--- START ---

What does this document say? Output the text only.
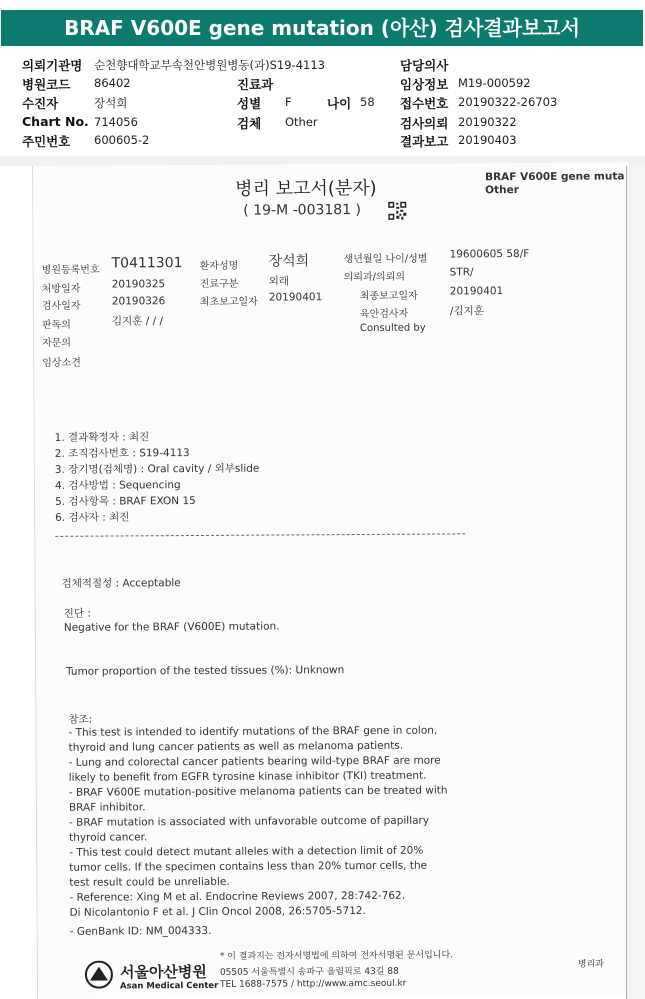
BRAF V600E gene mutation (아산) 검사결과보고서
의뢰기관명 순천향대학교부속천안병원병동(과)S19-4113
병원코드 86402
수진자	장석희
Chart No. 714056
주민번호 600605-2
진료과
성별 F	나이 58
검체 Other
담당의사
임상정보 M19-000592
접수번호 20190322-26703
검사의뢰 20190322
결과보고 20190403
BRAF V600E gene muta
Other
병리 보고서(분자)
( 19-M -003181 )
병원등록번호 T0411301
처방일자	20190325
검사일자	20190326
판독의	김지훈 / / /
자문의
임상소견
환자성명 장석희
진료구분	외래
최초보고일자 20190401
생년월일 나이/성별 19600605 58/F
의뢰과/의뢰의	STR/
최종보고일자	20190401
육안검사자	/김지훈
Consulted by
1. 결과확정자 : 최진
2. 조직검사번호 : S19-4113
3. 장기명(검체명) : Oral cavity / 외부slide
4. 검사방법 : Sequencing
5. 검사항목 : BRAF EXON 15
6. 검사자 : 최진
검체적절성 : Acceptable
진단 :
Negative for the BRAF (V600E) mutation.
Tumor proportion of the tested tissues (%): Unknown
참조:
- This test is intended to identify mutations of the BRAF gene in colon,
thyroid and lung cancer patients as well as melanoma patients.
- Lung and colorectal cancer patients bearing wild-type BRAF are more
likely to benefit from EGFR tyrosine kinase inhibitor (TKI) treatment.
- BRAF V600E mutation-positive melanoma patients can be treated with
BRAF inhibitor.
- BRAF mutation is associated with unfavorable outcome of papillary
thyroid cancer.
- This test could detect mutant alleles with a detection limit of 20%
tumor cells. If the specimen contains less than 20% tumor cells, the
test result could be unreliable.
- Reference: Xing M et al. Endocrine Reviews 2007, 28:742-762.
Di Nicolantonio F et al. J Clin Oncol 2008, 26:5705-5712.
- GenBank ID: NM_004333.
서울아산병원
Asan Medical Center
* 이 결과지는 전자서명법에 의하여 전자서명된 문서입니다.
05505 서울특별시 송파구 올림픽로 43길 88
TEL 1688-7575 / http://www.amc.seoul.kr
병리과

--- END ---

WHAT TO PRODUCE:
An exact transcript of the listing is needed, free of pictures.

RESULT FOR THIS TASK:
What does this document say? Output the text only.
BRAF V600E gene mutation (아산) 검사결과보고서
의뢰기관명 순천향대학교부속천안병원병동(과)S19-4113
병원코드 86402
수진자	장석희
Chart No. 714056
주민번호 600605-2
진료과
성별 F	나이 58
검체 Other
담당의사
임상정보 M19-000592
접수번호 20190322-26703
검사의뢰 20190322
결과보고 20190403
BRAF V600E gene muta
Other
병리 보고서(분자)
( 19-M -003181 )
병원등록번호 T0411301
처방일자	20190325
검사일자	20190326
판독의	김지훈 / / /
자문의
임상소견
환자성명 장석희
진료구분	외래
최초보고일자 20190401
생년월일 나이/성별 19600605 58/F
의뢰과/의뢰의	STR/
최종보고일자	20190401
육안검사자	/김지훈
Consulted by
1. 결과확정자 : 최진
2. 조직검사번호 : S19-4113
3. 장기명(검체명) : Oral cavity / 외부slide
4. 검사방법 : Sequencing
5. 검사항목 : BRAF EXON 15
6. 검사자 : 최진
검체적절성 : Acceptable
진단 :
Negative for the BRAF (V600E) mutation.
Tumor proportion of the tested tissues (%): Unknown
참조:
- This test is intended to identify mutations of the BRAF gene in colon,
thyroid and lung cancer patients as well as melanoma patients.
- Lung and colorectal cancer patients bearing wild-type BRAF are more
likely to benefit from EGFR tyrosine kinase inhibitor (TKI) treatment.
- BRAF V600E mutation-positive melanoma patients can be treated with
BRAF inhibitor.
- BRAF mutation is associated with unfavorable outcome of papillary
thyroid cancer.
- This test could detect mutant alleles with a detection limit of 20%
tumor cells. If the specimen contains less than 20% tumor cells, the
test result could be unreliable.
- Reference: Xing M et al. Endocrine Reviews 2007, 28:742-762.
Di Nicolantonio F et al. J Clin Oncol 2008, 26:5705-5712.
- GenBank ID: NM_004333.
서울아산병원
Asan Medical Center
* 이 결과지는 전자서명법에 의하여 전자서명된 문서입니다.
05505 서울특별시 송파구 올림픽로 43길 88
TEL 1688-7575 / http://www.amc.seoul.kr
병리과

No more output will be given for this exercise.